> **WHAT TO WORK ON**:
Give the data below again exactly as it stands. Omit the pictures.

[Stored dataset items]
......
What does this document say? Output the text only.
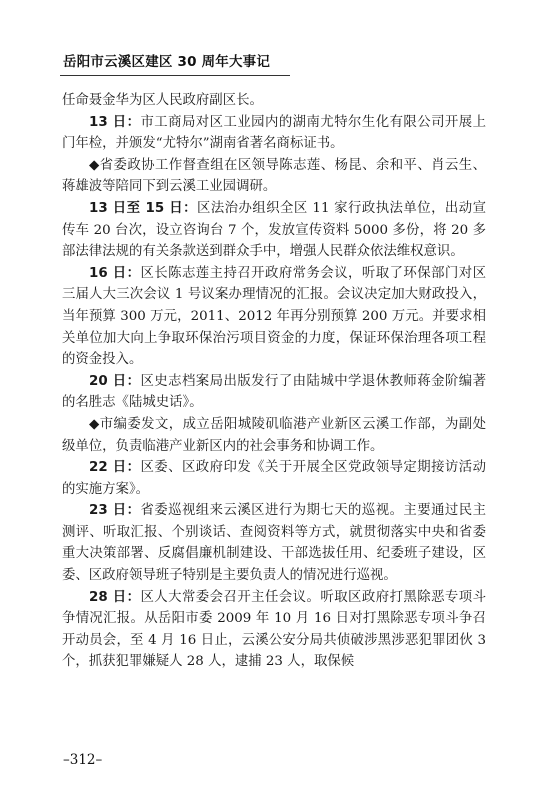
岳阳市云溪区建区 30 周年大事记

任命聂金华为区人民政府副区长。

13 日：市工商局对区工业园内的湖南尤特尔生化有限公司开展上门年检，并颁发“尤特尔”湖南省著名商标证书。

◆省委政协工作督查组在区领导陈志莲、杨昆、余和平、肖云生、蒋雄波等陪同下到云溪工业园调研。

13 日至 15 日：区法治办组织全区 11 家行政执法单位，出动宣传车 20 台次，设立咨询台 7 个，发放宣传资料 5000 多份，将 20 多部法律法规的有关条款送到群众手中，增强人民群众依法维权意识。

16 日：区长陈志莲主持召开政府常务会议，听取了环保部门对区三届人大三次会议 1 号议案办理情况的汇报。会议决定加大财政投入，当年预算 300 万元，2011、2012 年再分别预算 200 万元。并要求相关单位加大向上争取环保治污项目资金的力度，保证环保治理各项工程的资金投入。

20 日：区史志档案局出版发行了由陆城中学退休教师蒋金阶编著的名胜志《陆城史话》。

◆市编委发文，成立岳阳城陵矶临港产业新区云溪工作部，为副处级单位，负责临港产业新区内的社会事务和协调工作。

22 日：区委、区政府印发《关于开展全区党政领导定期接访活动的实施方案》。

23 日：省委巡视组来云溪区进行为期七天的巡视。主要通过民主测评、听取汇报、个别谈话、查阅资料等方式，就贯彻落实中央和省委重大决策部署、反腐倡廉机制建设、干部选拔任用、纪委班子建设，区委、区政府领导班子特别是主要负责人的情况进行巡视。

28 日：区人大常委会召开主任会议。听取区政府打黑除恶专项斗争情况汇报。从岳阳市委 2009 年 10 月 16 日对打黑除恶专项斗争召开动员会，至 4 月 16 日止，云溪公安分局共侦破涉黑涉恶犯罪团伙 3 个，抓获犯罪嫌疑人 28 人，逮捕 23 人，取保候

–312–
......
> **EXERCISE ANSWER**:
What does this document say? Output the text only.
岳阳市云溪区建区 30 周年大事记

任命聂金华为区人民政府副区长。

13 日：市工商局对区工业园内的湖南尤特尔生化有限公司开展上门年检，并颁发“尤特尔”湖南省著名商标证书。

◆省委政协工作督查组在区领导陈志莲、杨昆、余和平、肖云生、蒋雄波等陪同下到云溪工业园调研。

13 日至 15 日：区法治办组织全区 11 家行政执法单位，出动宣传车 20 台次，设立咨询台 7 个，发放宣传资料 5000 多份，将 20 多部法律法规的有关条款送到群众手中，增强人民群众依法维权意识。

16 日：区长陈志莲主持召开政府常务会议，听取了环保部门对区三届人大三次会议 1 号议案办理情况的汇报。会议决定加大财政投入，当年预算 300 万元，2011、2012 年再分别预算 200 万元。并要求相关单位加大向上争取环保治污项目资金的力度，保证环保治理各项工程的资金投入。

20 日：区史志档案局出版发行了由陆城中学退休教师蒋金阶编著的名胜志《陆城史话》。

◆市编委发文，成立岳阳城陵矶临港产业新区云溪工作部，为副处级单位，负责临港产业新区内的社会事务和协调工作。

22 日：区委、区政府印发《关于开展全区党政领导定期接访活动的实施方案》。

23 日：省委巡视组来云溪区进行为期七天的巡视。主要通过民主测评、听取汇报、个别谈话、查阅资料等方式，就贯彻落实中央和省委重大决策部署、反腐倡廉机制建设、干部选拔任用、纪委班子建设，区委、区政府领导班子特别是主要负责人的情况进行巡视。

28 日：区人大常委会召开主任会议。听取区政府打黑除恶专项斗争情况汇报。从岳阳市委 2009 年 10 月 16 日对打黑除恶专项斗争召开动员会，至 4 月 16 日止，云溪公安分局共侦破涉黑涉恶犯罪团伙 3 个，抓获犯罪嫌疑人 28 人，逮捕 23 人，取保候

–312–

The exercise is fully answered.